_Problem description_:
Where does the string "this" appear? Copy every line of the entries below that holds it.

_Given entries_:
________________________
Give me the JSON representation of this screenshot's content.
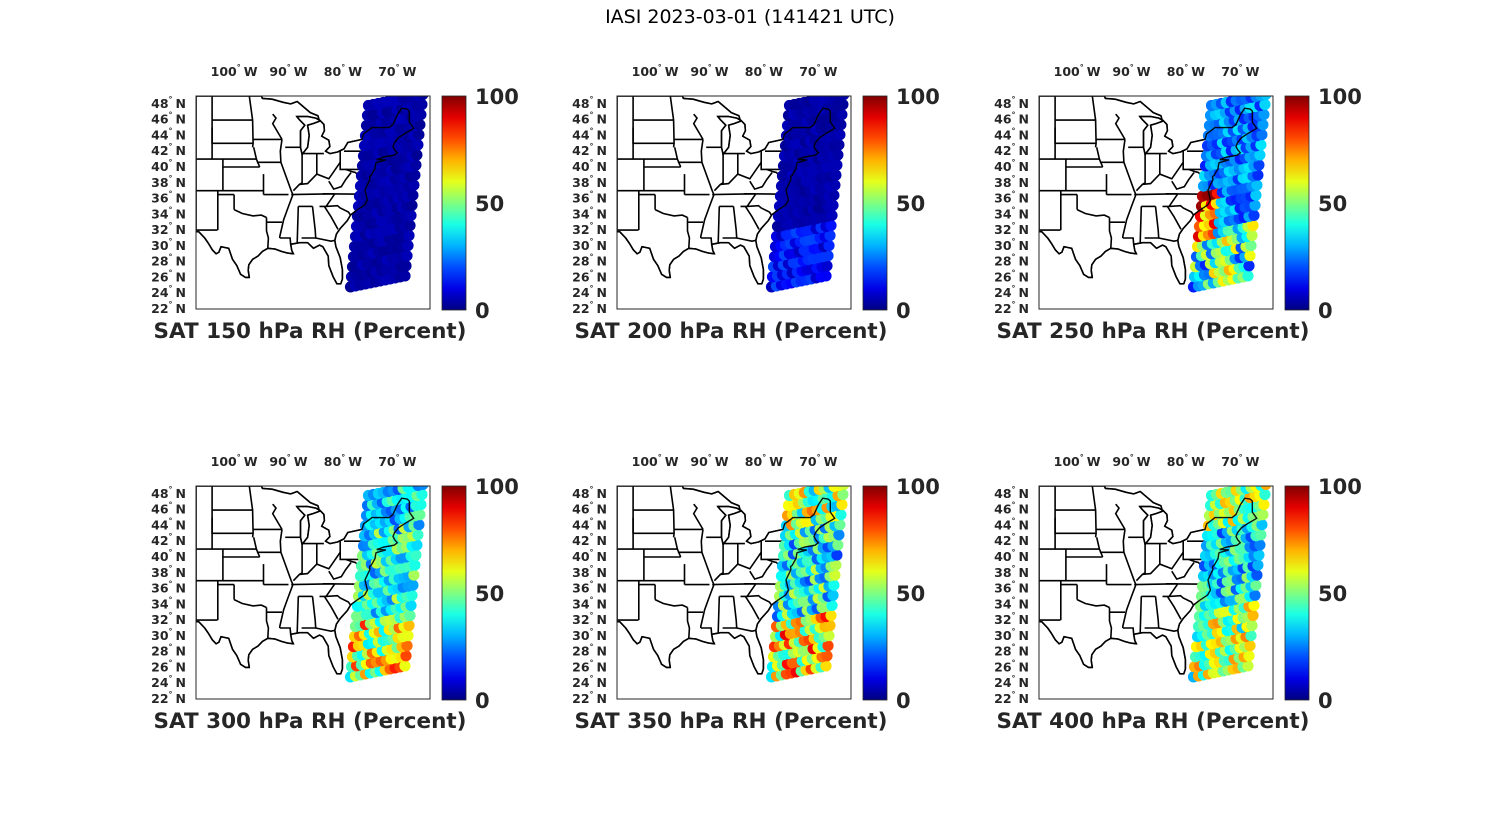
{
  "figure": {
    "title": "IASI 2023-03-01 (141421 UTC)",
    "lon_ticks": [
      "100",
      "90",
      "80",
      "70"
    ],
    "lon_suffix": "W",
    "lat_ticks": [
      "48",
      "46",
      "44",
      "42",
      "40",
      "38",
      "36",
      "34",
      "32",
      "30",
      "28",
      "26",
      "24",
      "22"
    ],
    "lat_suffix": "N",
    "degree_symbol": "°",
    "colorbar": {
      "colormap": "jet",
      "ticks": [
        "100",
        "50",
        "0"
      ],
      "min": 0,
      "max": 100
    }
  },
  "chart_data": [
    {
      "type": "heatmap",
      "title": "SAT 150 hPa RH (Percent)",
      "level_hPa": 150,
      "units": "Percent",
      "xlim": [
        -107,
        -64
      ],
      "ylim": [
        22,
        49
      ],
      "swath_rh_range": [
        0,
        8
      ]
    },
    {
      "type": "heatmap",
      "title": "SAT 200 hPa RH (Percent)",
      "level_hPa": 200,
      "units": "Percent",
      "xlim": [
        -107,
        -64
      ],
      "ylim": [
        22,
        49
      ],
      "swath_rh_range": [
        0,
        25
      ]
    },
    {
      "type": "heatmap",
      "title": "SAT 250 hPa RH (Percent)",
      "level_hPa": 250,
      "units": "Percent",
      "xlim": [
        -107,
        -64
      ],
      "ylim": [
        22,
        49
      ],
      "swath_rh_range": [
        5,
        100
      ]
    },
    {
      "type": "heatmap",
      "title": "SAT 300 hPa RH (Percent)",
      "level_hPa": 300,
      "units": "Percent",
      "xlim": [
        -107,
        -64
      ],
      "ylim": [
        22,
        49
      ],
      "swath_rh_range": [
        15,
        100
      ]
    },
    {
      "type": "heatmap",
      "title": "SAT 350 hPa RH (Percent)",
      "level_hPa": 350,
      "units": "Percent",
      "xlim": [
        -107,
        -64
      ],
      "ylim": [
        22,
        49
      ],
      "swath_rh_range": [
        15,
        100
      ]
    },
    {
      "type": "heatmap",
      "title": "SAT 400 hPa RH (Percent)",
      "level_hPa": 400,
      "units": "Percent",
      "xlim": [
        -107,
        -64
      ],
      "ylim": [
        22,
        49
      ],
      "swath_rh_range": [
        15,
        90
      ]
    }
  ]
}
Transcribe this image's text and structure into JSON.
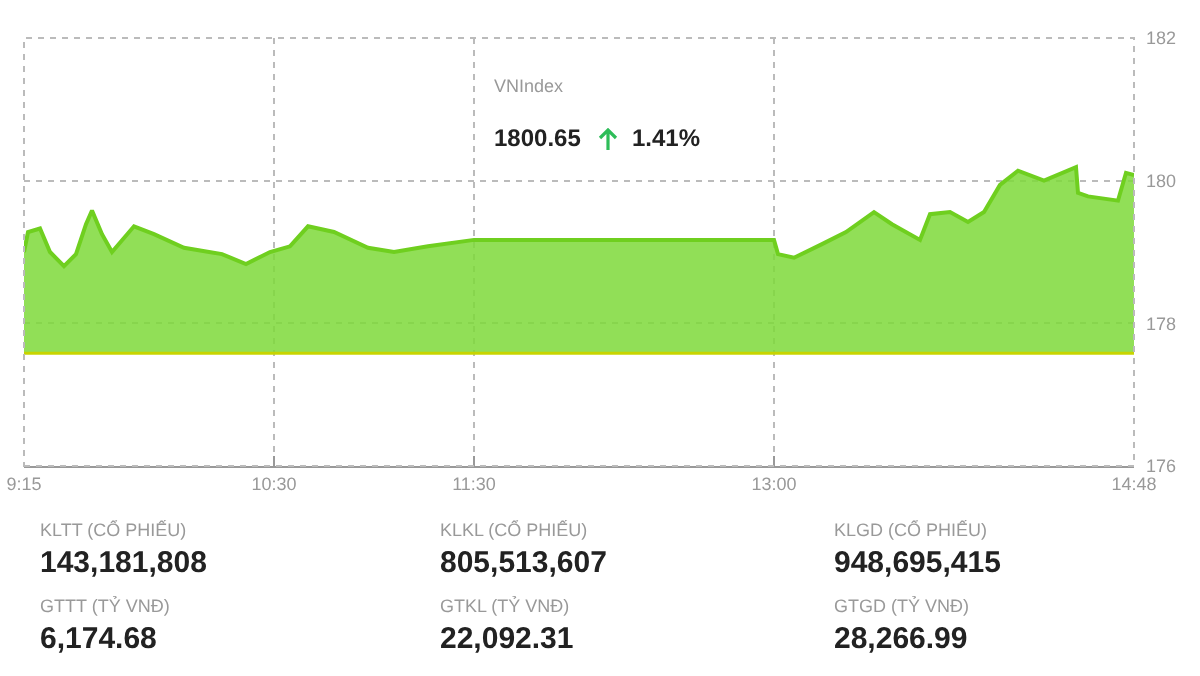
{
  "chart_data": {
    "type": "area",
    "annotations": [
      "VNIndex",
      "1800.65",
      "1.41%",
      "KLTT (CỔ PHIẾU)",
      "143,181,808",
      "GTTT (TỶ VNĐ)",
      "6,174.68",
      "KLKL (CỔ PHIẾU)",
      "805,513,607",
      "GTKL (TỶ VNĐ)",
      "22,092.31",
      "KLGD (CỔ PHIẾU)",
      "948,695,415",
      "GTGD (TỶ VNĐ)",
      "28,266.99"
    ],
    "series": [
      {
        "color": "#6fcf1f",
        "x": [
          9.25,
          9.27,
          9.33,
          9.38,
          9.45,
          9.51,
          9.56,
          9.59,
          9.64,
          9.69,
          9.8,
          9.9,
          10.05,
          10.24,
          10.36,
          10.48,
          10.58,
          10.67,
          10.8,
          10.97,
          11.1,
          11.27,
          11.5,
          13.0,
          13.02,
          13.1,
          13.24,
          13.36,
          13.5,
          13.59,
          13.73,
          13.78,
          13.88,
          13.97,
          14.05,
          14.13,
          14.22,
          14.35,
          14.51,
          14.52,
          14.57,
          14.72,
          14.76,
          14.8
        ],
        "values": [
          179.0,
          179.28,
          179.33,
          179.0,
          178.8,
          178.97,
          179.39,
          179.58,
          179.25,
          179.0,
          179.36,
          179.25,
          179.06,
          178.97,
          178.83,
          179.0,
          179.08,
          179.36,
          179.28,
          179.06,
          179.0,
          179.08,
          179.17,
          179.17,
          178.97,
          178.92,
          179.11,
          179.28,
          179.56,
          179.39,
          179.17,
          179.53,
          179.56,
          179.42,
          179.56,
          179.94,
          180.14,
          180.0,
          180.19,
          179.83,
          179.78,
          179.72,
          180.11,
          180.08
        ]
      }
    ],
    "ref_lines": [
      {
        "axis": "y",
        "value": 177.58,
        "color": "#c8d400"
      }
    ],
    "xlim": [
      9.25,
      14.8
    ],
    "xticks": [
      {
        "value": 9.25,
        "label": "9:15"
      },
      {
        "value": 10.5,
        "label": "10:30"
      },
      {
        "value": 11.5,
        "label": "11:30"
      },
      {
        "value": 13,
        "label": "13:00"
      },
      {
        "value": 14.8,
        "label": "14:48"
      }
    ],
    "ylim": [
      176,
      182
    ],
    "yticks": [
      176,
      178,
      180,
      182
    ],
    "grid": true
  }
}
________________________
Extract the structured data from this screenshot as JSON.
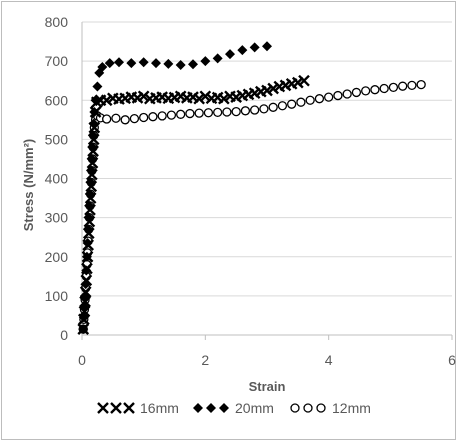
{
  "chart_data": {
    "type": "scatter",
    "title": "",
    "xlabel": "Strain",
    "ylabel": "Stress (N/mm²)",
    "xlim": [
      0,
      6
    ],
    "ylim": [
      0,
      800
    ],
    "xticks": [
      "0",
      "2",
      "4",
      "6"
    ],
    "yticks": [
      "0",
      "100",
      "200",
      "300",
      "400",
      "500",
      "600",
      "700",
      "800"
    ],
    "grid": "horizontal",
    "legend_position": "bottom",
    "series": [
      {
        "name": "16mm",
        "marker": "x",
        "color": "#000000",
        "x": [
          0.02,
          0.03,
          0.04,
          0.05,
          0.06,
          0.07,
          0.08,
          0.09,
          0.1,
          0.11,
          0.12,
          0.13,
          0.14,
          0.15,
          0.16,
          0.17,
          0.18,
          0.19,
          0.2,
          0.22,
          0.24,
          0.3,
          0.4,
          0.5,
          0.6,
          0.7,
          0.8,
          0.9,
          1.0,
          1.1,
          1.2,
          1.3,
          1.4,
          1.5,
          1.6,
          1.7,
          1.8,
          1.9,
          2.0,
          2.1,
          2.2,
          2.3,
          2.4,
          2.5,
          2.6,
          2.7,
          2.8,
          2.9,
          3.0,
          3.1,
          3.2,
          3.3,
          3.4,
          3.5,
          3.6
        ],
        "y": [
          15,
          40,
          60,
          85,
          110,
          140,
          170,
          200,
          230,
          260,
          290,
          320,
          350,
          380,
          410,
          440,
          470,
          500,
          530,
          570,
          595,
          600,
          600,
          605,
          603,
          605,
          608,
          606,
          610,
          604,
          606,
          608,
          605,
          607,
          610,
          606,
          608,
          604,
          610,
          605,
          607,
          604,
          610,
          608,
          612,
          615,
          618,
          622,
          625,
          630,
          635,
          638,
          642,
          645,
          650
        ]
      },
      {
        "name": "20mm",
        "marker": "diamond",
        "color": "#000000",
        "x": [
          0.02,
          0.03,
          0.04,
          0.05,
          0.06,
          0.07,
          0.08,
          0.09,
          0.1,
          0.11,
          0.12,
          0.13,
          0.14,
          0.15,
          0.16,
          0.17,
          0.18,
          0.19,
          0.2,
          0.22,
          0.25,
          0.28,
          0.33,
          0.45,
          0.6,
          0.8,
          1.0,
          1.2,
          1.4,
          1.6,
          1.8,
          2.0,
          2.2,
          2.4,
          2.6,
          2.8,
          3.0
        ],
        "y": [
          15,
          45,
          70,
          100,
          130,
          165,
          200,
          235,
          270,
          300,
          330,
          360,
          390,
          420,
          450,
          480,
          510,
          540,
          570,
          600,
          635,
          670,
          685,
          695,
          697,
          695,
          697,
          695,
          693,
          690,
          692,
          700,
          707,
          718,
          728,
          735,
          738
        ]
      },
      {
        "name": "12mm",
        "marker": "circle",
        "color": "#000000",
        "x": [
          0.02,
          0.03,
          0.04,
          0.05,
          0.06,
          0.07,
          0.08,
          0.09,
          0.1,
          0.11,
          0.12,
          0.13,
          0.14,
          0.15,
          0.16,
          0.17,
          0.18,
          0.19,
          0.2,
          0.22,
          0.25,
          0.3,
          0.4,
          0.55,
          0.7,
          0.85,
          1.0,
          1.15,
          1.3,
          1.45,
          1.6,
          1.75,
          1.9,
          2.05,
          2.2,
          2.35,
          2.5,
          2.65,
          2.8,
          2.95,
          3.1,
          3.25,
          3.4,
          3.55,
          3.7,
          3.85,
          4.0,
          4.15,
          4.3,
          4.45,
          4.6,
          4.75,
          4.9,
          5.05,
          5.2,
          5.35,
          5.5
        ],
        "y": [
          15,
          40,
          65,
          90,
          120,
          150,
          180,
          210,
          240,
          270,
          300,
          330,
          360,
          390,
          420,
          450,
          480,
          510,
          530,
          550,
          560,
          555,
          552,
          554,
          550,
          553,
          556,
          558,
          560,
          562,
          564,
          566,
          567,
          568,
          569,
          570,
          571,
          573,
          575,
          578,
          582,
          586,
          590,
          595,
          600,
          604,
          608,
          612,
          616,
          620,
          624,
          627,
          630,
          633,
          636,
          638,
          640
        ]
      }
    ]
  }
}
________________________
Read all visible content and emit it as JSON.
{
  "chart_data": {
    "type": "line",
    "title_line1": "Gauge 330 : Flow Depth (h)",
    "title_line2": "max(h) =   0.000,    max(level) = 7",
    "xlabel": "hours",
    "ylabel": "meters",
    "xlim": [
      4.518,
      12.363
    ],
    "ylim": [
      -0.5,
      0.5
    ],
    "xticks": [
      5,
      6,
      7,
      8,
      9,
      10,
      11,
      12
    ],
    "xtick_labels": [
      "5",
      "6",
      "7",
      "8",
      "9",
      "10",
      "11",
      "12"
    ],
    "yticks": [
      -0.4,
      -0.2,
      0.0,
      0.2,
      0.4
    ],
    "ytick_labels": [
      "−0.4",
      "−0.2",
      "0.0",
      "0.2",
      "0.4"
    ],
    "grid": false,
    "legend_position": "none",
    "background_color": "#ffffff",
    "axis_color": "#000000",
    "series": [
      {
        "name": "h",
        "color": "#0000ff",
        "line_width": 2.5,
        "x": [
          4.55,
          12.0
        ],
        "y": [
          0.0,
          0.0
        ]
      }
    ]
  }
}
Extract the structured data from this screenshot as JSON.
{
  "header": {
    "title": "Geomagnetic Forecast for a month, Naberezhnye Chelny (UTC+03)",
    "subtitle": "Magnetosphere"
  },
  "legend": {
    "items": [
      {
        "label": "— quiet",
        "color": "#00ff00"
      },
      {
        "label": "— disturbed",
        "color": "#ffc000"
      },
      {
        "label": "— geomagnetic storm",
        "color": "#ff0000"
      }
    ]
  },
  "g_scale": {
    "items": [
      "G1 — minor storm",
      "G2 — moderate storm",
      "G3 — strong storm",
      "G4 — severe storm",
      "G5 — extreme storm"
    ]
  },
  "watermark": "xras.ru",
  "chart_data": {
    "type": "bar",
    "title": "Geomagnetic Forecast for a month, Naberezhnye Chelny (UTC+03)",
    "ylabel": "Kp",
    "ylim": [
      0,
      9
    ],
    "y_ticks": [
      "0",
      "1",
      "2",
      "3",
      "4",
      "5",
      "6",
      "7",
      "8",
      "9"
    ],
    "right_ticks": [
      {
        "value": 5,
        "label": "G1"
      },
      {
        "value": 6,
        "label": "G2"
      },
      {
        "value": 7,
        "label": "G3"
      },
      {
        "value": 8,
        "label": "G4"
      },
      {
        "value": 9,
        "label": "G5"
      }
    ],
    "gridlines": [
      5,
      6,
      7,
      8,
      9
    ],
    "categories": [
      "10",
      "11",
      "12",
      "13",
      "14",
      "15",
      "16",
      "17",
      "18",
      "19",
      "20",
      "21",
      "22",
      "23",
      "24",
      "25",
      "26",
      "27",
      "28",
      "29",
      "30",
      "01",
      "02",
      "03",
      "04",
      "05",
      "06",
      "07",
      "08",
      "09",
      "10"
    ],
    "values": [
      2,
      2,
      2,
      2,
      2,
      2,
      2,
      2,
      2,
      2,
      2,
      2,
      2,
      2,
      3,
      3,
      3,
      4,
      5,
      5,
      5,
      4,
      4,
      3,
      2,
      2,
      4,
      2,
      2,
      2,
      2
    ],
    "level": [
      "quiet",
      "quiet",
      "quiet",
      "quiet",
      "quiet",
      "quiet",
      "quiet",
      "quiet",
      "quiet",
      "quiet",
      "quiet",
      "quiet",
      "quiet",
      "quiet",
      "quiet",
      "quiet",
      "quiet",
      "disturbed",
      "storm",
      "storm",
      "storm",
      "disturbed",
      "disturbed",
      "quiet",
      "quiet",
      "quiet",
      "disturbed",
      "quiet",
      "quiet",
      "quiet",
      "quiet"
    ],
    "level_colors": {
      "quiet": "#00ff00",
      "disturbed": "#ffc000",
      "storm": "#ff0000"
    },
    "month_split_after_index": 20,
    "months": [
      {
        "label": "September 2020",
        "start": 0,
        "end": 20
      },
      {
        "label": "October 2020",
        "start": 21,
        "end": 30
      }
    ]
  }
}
________________________
_Answer to the problem_:
Give me the JSON representation of this screenshot's content.
Transcribe this image's text and structure into JSON.
Extract the structured data from this screenshot as JSON.
Extract the structured data from this screenshot as JSON.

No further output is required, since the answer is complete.